#### [УСЛОВИЕ ЗАДАЧИ 1]
Проверьте по воспоминаниям Нины Федоровны Свистуновой три утверждения ниже. Для каждого ответьте «да» или «нет» и приведите точной цитатой слова текста, которые это решают. (a) Отец рассказчицы работал обходчиком на железной дороге. (b) Семья переехала в Волосовский район в 1939 году. (c) Мать рассказчицы работала на заводе в Гатчине.
#### [УСЛОВИЕ ЗАДАЧИ 2]
Продолжите воспоминания Нины Федоровны Свистуновой о начале войны в Будогощи, начиная сразу после последнего предложения текста.

#### [ОТРЫВОК ДЛЯ ЧТЕНИЯ]
#####

< Все воспоминания

Свистунова Нина Федоровна

Заставка для - Свистунова Нина Федоровна

И немцы и бомбили, хотели нарушить линию. Там озера все кругом. Озера везде с двух сторон, а линия – между. А как бомбить, все время в озеро попадали. Очень часто бомбили. Станцию разбомбили, состав подбили, даже лошадей убило, бомбежки были.

 Никто из нас не вечен. И ветеранов с каждым годом становится меньше и меньше. Помогите нам СОХРАНИТЬ истории жизни и донести их детям.

Помочь можно здесь.

Родилась я в Матвейске, сейчас совхоз. Это раньше был Ефимовский район

Отец – Савин Федор Иванович. Он работал на железной дороге. Как колхозы стали восстанавливать, он пошел работать на железной дороге. Раньше по железной дороге были казармы и будки. Мы в будке жили одно время. Мама – Савина Анна Тимофеевна. Домохозяйка. У нее сын родился, потом я родилась. Когда война началась, нас было пятеро детей. Я 1929 года рождения, брат 1925 года рождения.

1929 год Отец Фёдор Иванович (слева)
1929 год Отец Фёдор Иванович (слева)

Когда на железной дороге отец работал, раньше к нему охотники из Ленинграда приезжали, не простые люди – директора. Они из Гатчины были. Там был завод, они там работали и приезжали на охоту. И папу позвали работать в Волосовский район, и он туда переехал со всей семьей. Там мы жили с 1935 года до 1939 года, точно не помню, так примерно 3-4 года. Мне 6 лет было, уехали – мне было 9 лет. Он там поработал, там все нарушения были. Открыли карьер и нас выселили. Мы переехали в Лугу, там жили. Наверное, 1-2 года жили. И тоже выселили. Мы попали в Будогощь, и там война нас застала. Это была Новгородская область. И отец работал обходчиком на железной дороге.

Когда война началась, день был солнечный, хороший, а мы спали в сарае – видимо, было тепло. А мама выскочила: «Ребята, домой, гроза, гроза!» Я выскочила из сарая, думаю: «Как гроза? Солнышко, тучки нет. Мама, никакой грозы!»

И слышится, что бомбили близко. В Будогощи были позже. И в 6 часов объявили, что война началась, даже позже, может, в 8 часов, что война. Сразу поняли. Нам сообщили, что нам надо и окопы копать. Сразу яму выкопали. И вечером опять была бомбежка. Железную дорогу бомбили. А на второй день детей из Ленинграда повезли. Туда – детей, оттуда – солдат. Такие составы шли с лошадьми. Ну, бомбежки были частые. Почему, у нас был в Будогощи, поезда теперь какие, раньше были другие.

Они у нас снабжались, у нас был угол, перевалочная база.

И немцы и бомбили, хотели нарушить линию. Там озера все кругом. Озера везде с двух сторон, а линия – между. А как бомбить, все время в озеро попадали. Очень часто бомбили. Станцию разбомбили, состав подбили, даже лошадей убило, бомбежки были.

#####

#### [Записи сохранённых данных]
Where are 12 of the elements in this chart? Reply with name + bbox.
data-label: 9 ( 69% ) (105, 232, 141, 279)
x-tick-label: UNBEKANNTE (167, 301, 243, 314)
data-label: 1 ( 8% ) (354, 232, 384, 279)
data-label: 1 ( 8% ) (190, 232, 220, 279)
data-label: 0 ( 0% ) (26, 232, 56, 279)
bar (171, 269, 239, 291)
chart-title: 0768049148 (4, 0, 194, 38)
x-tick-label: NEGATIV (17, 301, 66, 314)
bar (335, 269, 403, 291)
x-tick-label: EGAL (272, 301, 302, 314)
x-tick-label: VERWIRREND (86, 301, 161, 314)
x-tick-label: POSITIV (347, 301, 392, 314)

#####

#### [ОТВЕТ К ЗАДАНИЮ 1]
(a) Да: «И отец работал обходчиком на железной дороге.»
(b) Нет: «Там мы жили с 1935 года до 1939 года»
(c) Нет: «Мама – Савина Анна Тимофеевна. Домохозяйка.»

#### [ОТВЕТ К ЗАДАНИЮ 2]
Землянку выкопали, чтобы прятаться. Мы в лес ушли, жили в лесу долго. Придем домой, наберем, что надо. Мы жили – линия и дом. Рядом было все. Мы уходили в лес и жили.

За продуктами как ходили в магазин, так и ходили. В очереди стояли, потом все разбомбили. Магазины разбили, школу разбили, много детей ранило – в школу бомба попала. Потом карточки стали давать на железной дороге. У нас отец получал карточки, и мы побольше получали. Я скажу, что колхозникам не давали карточки, а на железной дороге и на производстве давали карточки. Нам на всю семью давали. У нас мама не работала. По сколько грамм давали – не помню. Давали масло, крупы, давали масло хоть цельное, не такое как сейчас. Крупы, сахар давали.

Керосин было трудно достать. Для освещения банки давали такие: дырочка и трубочка и зажигали. Свет по-всякому был придуман.

Нас или в 1942 или в 1943 году всех эвакуировали, потому что бомбежки были. Было страшно, и разломано все было. И решили эвакуировать. Мама не согласилась. Отец на железной дороге, убьет – так вместе. Были люди такие, которые знали, что эвакуируемся, и хотели пустить в Киришах газ, чтобы немцев выгнать, использовать газ во время наступления.

Мы знали через командиров – рядом была часть. А я ходила убираться у них в окопах. Они не жили в домах, а в окопах.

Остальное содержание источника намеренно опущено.